**What is being asked:**
Set down the material below in full, matching it exactly.

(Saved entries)
--
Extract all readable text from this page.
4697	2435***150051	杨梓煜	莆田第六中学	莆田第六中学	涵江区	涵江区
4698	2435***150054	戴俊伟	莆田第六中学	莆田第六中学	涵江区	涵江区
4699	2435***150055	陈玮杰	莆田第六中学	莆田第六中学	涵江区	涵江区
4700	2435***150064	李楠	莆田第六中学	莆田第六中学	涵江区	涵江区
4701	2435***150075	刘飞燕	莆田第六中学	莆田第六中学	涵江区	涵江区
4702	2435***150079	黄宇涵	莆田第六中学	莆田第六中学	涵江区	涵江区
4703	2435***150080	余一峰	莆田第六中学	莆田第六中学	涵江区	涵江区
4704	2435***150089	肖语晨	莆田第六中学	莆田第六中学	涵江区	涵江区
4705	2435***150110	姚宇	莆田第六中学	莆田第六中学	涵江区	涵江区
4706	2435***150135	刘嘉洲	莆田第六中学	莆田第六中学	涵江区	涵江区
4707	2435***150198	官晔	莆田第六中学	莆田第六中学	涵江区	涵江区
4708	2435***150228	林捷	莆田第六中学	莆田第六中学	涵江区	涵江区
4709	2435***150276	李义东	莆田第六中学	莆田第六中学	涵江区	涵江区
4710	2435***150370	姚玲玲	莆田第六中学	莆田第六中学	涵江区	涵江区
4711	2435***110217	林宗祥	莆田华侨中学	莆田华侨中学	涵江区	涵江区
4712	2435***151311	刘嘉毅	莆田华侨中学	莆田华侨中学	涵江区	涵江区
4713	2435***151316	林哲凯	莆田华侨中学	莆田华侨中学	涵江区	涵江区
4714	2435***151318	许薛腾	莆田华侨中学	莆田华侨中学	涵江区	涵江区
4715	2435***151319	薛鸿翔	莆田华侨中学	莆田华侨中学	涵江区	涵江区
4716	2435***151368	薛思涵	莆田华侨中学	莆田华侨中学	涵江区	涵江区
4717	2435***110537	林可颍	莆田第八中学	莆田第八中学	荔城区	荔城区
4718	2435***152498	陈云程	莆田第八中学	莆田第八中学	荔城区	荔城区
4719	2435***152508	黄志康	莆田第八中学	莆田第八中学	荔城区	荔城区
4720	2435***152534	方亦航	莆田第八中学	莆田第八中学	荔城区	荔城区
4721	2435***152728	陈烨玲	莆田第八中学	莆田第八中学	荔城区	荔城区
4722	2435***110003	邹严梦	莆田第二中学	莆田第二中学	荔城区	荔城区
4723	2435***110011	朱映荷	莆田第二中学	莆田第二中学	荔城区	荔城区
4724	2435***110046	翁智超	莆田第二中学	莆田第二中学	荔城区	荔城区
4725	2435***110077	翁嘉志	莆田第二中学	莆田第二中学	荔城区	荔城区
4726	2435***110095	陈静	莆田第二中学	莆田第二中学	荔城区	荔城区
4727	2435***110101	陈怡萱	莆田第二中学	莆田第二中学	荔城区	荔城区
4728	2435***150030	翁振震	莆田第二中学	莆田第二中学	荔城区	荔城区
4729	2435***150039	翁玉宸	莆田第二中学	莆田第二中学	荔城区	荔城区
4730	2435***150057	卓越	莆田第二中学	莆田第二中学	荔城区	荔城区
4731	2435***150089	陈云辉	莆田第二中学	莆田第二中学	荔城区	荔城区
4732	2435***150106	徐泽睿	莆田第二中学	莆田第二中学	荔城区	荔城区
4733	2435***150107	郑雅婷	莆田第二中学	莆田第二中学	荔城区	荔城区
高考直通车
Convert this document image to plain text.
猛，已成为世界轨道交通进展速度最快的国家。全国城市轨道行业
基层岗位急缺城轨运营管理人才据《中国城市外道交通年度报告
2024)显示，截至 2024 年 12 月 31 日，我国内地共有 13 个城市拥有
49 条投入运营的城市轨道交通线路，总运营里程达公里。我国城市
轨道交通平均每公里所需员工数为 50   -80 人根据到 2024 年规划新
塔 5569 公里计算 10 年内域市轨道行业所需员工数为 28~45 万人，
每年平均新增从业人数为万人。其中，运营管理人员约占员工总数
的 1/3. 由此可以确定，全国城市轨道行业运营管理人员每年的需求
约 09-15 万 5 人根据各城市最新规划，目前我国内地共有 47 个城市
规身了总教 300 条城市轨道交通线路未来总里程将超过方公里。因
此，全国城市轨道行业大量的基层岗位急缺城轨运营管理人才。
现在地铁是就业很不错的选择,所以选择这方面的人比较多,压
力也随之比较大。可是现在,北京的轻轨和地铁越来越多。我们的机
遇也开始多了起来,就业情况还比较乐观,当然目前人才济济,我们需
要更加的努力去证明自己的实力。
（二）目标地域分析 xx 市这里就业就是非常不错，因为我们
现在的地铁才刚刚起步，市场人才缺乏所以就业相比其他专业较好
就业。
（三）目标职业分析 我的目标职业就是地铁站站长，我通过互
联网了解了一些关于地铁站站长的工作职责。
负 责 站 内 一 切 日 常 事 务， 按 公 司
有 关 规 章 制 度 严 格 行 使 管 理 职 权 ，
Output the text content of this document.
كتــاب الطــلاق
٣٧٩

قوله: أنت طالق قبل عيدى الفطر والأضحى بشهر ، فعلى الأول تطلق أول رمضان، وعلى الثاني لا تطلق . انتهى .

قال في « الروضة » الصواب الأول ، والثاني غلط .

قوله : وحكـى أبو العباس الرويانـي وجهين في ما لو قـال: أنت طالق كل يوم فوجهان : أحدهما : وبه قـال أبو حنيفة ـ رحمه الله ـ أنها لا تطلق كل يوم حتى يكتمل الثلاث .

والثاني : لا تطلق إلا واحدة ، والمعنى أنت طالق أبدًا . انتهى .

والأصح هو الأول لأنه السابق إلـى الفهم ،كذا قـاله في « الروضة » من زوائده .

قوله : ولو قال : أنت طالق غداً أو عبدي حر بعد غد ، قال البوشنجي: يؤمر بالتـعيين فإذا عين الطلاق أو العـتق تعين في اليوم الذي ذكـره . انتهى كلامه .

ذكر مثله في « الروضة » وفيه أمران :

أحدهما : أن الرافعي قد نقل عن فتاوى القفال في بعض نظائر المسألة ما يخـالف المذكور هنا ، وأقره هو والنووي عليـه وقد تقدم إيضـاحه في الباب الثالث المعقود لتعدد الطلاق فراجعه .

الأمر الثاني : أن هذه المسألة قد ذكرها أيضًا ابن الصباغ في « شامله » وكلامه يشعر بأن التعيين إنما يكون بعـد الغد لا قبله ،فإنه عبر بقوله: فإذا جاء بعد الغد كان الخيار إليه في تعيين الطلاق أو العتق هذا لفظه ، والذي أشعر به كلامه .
--
**Reply:**
Extract all readable text from this page.
4697	2435***150051	杨梓煜	莆田第六中学	莆田第六中学	涵江区	涵江区
4698	2435***150054	戴俊伟	莆田第六中学	莆田第六中学	涵江区	涵江区
4699	2435***150055	陈玮杰	莆田第六中学	莆田第六中学	涵江区	涵江区
4700	2435***150064	李楠	莆田第六中学	莆田第六中学	涵江区	涵江区
4701	2435***150075	刘飞燕	莆田第六中学	莆田第六中学	涵江区	涵江区
4702	2435***150079	黄宇涵	莆田第六中学	莆田第六中学	涵江区	涵江区
4703	2435***150080	余一峰	莆田第六中学	莆田第六中学	涵江区	涵江区
4704	2435***150089	肖语晨	莆田第六中学	莆田第六中学	涵江区	涵江区
4705	2435***150110	姚宇	莆田第六中学	莆田第六中学	涵江区	涵江区
4706	2435***150135	刘嘉洲	莆田第六中学	莆田第六中学	涵江区	涵江区
4707	2435***150198	官晔	莆田第六中学	莆田第六中学	涵江区	涵江区
4708	2435***150228	林捷	莆田第六中学	莆田第六中学	涵江区	涵江区
4709	2435***150276	李义东	莆田第六中学	莆田第六中学	涵江区	涵江区
4710	2435***150370	姚玲玲	莆田第六中学	莆田第六中学	涵江区	涵江区
4711	2435***110217	林宗祥	莆田华侨中学	莆田华侨中学	涵江区	涵江区
4712	2435***151311	刘嘉毅	莆田华侨中学	莆田华侨中学	涵江区	涵江区
4713	2435***151316	林哲凯	莆田华侨中学	莆田华侨中学	涵江区	涵江区
4714	2435***151318	许薛腾	莆田华侨中学	莆田华侨中学	涵江区	涵江区
4715	2435***151319	薛鸿翔	莆田华侨中学	莆田华侨中学	涵江区	涵江区
4716	2435***151368	薛思涵	莆田华侨中学	莆田华侨中学	涵江区	涵江区
4717	2435***110537	林可颍	莆田第八中学	莆田第八中学	荔城区	荔城区
4718	2435***152498	陈云程	莆田第八中学	莆田第八中学	荔城区	荔城区
4719	2435***152508	黄志康	莆田第八中学	莆田第八中学	荔城区	荔城区
4720	2435***152534	方亦航	莆田第八中学	莆田第八中学	荔城区	荔城区
4721	2435***152728	陈烨玲	莆田第八中学	莆田第八中学	荔城区	荔城区
4722	2435***110003	邹严梦	莆田第二中学	莆田第二中学	荔城区	荔城区
4723	2435***110011	朱映荷	莆田第二中学	莆田第二中学	荔城区	荔城区
4724	2435***110046	翁智超	莆田第二中学	莆田第二中学	荔城区	荔城区
4725	2435***110077	翁嘉志	莆田第二中学	莆田第二中学	荔城区	荔城区
4726	2435***110095	陈静	莆田第二中学	莆田第二中学	荔城区	荔城区
4727	2435***110101	陈怡萱	莆田第二中学	莆田第二中学	荔城区	荔城区
4728	2435***150030	翁振震	莆田第二中学	莆田第二中学	荔城区	荔城区
4729	2435***150039	翁玉宸	莆田第二中学	莆田第二中学	荔城区	荔城区
4730	2435***150057	卓越	莆田第二中学	莆田第二中学	荔城区	荔城区
4731	2435***150089	陈云辉	莆田第二中学	莆田第二中学	荔城区	荔城区
4732	2435***150106	徐泽睿	莆田第二中学	莆田第二中学	荔城区	荔城区
4733	2435***150107	郑雅婷	莆田第二中学	莆田第二中学	荔城区	荔城区
高考直通车
Convert this document image to plain text.
猛，已成为世界轨道交通进展速度最快的国家。全国城市轨道行业
基层岗位急缺城轨运营管理人才据《中国城市外道交通年度报告
2024)显示，截至 2024 年 12 月 31 日，我国内地共有 13 个城市拥有
49 条投入运营的城市轨道交通线路，总运营里程达公里。我国城市
轨道交通平均每公里所需员工数为 50   -80 人根据到 2024 年规划新
塔 5569 公里计算 10 年内域市轨道行业所需员工数为 28~45 万人，
每年平均新增从业人数为万人。其中，运营管理人员约占员工总数
的 1/3. 由此可以确定，全国城市轨道行业运营管理人员每年的需求
约 09-15 万 5 人根据各城市最新规划，目前我国内地共有 47 个城市
规身了总教 300 条城市轨道交通线路未来总里程将超过方公里。因
此，全国城市轨道行业大量的基层岗位急缺城轨运营管理人才。
现在地铁是就业很不错的选择,所以选择这方面的人比较多,压
力也随之比较大。可是现在,北京的轻轨和地铁越来越多。我们的机
遇也开始多了起来,就业情况还比较乐观,当然目前人才济济,我们需
要更加的努力去证明自己的实力。
（二）目标地域分析 xx 市这里就业就是非常不错，因为我们
现在的地铁才刚刚起步，市场人才缺乏所以就业相比其他专业较好
就业。
（三）目标职业分析 我的目标职业就是地铁站站长，我通过互
联网了解了一些关于地铁站站长的工作职责。
负 责 站 内 一 切 日 常 事 务， 按 公 司
有 关 规 章 制 度 严 格 行 使 管 理 职 权 ，
Output the text content of this document.
كتــاب الطــلاق
٣٧٩

قوله: أنت طالق قبل عيدى الفطر والأضحى بشهر ، فعلى الأول تطلق أول رمضان، وعلى الثاني لا تطلق . انتهى .

قال في « الروضة » الصواب الأول ، والثاني غلط .

قوله : وحكـى أبو العباس الرويانـي وجهين في ما لو قـال: أنت طالق كل يوم فوجهان : أحدهما : وبه قـال أبو حنيفة ـ رحمه الله ـ أنها لا تطلق كل يوم حتى يكتمل الثلاث .

والثاني : لا تطلق إلا واحدة ، والمعنى أنت طالق أبدًا . انتهى .

والأصح هو الأول لأنه السابق إلـى الفهم ،كذا قـاله في « الروضة » من زوائده .

قوله : ولو قال : أنت طالق غداً أو عبدي حر بعد غد ، قال البوشنجي: يؤمر بالتـعيين فإذا عين الطلاق أو العـتق تعين في اليوم الذي ذكـره . انتهى كلامه .

ذكر مثله في « الروضة » وفيه أمران :

أحدهما : أن الرافعي قد نقل عن فتاوى القفال في بعض نظائر المسألة ما يخـالف المذكور هنا ، وأقره هو والنووي عليـه وقد تقدم إيضـاحه في الباب الثالث المعقود لتعدد الطلاق فراجعه .

الأمر الثاني : أن هذه المسألة قد ذكرها أيضًا ابن الصباغ في « شامله » وكلامه يشعر بأن التعيين إنما يكون بعـد الغد لا قبله ،فإنه عبر بقوله: فإذا جاء بعد الغد كان الخيار إليه في تعيين الطلاق أو العتق هذا لفظه ، والذي أشعر به كلامه .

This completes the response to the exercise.